### [Exercise brief]
Which lines contain the word "abbr"? Return each of them as written.

### [Recorded data]
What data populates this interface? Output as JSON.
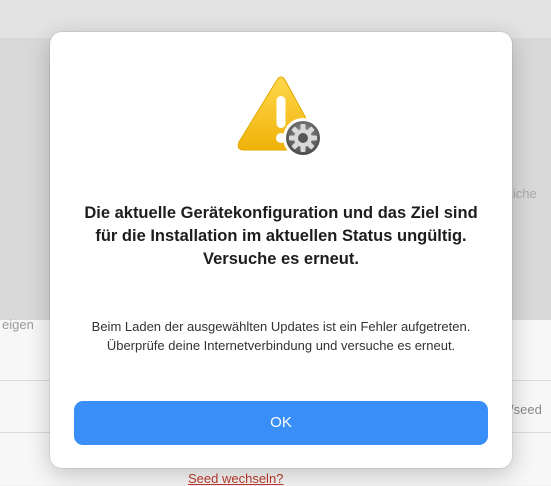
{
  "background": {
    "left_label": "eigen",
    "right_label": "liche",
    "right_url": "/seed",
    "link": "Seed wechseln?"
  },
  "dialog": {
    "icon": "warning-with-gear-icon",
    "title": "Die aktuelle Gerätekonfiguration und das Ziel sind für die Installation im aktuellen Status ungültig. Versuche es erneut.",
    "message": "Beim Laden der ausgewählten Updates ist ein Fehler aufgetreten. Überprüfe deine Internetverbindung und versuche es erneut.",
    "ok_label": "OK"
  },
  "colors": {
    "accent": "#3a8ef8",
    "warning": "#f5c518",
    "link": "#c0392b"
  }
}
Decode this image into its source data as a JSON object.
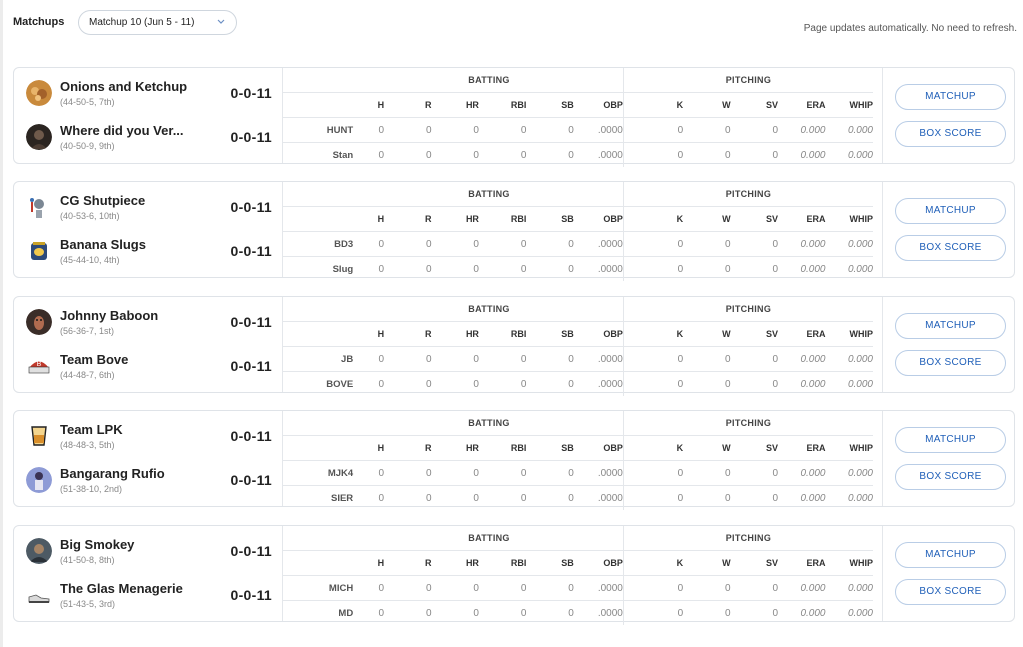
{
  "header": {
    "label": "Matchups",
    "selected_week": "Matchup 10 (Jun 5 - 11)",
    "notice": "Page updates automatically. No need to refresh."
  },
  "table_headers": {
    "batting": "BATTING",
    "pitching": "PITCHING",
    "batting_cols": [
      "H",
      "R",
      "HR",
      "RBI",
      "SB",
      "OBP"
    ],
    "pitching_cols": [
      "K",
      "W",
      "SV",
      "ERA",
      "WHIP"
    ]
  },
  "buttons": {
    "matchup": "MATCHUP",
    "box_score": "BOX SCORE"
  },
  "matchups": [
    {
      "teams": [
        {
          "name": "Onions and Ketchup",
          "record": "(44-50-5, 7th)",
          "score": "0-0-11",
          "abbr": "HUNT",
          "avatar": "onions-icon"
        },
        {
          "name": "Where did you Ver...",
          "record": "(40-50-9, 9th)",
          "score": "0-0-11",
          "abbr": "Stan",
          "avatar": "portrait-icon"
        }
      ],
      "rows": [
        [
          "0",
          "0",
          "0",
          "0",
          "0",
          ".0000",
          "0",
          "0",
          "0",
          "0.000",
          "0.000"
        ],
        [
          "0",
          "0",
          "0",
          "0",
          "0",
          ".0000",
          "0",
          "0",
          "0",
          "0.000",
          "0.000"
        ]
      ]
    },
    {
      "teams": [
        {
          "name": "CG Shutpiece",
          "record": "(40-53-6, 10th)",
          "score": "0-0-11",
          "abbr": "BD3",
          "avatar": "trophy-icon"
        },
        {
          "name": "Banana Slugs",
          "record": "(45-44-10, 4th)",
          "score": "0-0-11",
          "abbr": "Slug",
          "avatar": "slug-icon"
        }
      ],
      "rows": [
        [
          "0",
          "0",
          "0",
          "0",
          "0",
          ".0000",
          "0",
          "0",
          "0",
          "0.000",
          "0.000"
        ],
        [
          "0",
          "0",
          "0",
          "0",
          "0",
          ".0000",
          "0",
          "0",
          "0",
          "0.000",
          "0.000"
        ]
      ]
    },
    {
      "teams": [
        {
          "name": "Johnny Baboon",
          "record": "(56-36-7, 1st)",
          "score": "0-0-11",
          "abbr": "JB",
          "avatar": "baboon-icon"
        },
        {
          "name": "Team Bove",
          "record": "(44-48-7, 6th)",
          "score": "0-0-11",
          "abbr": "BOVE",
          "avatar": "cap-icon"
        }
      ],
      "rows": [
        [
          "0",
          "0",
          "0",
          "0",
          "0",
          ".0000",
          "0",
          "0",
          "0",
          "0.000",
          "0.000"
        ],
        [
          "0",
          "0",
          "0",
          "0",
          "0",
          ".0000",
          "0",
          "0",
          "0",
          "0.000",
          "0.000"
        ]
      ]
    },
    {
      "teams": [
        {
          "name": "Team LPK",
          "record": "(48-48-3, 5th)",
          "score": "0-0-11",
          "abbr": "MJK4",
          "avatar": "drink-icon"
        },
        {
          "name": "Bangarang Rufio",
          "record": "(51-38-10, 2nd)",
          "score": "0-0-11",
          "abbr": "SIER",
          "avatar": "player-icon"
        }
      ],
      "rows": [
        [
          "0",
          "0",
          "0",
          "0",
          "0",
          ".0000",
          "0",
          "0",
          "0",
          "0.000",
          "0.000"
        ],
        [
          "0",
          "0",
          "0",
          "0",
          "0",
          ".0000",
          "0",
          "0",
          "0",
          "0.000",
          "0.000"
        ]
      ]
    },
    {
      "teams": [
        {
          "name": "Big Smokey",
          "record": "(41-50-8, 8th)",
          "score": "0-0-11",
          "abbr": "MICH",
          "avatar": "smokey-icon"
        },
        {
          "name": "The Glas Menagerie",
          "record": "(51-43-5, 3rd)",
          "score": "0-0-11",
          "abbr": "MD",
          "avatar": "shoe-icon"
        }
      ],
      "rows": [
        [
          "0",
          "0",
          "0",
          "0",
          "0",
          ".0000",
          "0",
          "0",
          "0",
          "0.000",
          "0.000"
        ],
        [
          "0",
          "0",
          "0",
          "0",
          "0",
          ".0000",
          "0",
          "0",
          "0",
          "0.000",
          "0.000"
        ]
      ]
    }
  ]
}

...

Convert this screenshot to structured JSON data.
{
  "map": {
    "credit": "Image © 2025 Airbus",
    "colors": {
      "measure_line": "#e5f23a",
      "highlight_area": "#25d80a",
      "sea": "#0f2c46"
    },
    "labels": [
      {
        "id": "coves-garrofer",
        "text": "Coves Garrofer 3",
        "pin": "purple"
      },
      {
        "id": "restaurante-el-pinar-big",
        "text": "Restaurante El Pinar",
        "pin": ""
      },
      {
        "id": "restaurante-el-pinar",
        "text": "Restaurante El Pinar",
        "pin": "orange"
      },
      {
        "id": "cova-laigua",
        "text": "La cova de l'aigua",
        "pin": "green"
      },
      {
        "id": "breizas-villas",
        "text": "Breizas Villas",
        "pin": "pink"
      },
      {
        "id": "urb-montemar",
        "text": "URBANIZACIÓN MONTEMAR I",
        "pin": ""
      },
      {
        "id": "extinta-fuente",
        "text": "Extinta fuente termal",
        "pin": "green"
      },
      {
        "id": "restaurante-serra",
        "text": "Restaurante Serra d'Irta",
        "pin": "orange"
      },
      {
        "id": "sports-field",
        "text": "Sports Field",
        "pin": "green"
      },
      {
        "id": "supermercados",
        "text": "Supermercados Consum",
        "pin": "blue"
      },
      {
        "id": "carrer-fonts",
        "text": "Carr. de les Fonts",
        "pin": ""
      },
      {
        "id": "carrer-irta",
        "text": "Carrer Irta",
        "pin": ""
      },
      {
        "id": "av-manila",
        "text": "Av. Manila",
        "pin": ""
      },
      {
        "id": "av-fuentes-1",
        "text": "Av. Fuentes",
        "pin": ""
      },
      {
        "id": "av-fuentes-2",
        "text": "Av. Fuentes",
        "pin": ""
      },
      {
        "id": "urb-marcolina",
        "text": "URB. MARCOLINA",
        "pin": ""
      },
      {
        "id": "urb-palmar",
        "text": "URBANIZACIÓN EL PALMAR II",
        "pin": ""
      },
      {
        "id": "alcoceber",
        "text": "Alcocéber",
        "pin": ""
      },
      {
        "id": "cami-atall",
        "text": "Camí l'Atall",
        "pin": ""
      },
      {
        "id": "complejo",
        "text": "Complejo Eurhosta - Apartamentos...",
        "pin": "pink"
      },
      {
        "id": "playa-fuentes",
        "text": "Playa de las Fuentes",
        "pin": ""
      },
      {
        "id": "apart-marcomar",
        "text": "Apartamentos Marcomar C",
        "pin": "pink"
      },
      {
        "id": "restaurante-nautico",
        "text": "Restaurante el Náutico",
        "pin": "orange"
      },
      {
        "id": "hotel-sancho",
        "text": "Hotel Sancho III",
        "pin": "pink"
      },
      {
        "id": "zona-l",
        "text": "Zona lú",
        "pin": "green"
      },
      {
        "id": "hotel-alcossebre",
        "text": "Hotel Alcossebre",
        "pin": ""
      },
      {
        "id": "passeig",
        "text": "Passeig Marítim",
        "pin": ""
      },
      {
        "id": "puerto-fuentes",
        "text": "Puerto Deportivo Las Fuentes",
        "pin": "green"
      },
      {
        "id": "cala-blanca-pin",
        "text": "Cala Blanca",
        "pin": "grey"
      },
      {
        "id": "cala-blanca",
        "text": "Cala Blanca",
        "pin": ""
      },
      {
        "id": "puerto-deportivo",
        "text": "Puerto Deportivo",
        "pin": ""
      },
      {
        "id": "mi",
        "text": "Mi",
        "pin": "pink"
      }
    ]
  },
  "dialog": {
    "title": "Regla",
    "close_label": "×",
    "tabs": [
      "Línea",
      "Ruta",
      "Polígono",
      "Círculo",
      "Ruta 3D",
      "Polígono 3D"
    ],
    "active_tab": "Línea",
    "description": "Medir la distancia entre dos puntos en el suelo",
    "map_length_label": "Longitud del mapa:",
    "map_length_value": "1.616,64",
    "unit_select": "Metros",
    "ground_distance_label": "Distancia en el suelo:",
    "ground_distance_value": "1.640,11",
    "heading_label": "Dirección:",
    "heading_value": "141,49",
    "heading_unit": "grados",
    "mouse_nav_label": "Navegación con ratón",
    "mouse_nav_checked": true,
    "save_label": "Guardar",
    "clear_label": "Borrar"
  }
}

### [Solution]
          "abbr": "HUNT",
          "abbr": "Stan",
          "abbr": "BD3",
          "abbr": "Slug",
          "abbr": "JB",
          "abbr": "BOVE",
          "abbr": "MJK4",
          "abbr": "SIER",
          "abbr": "MICH",
          "abbr": "MD",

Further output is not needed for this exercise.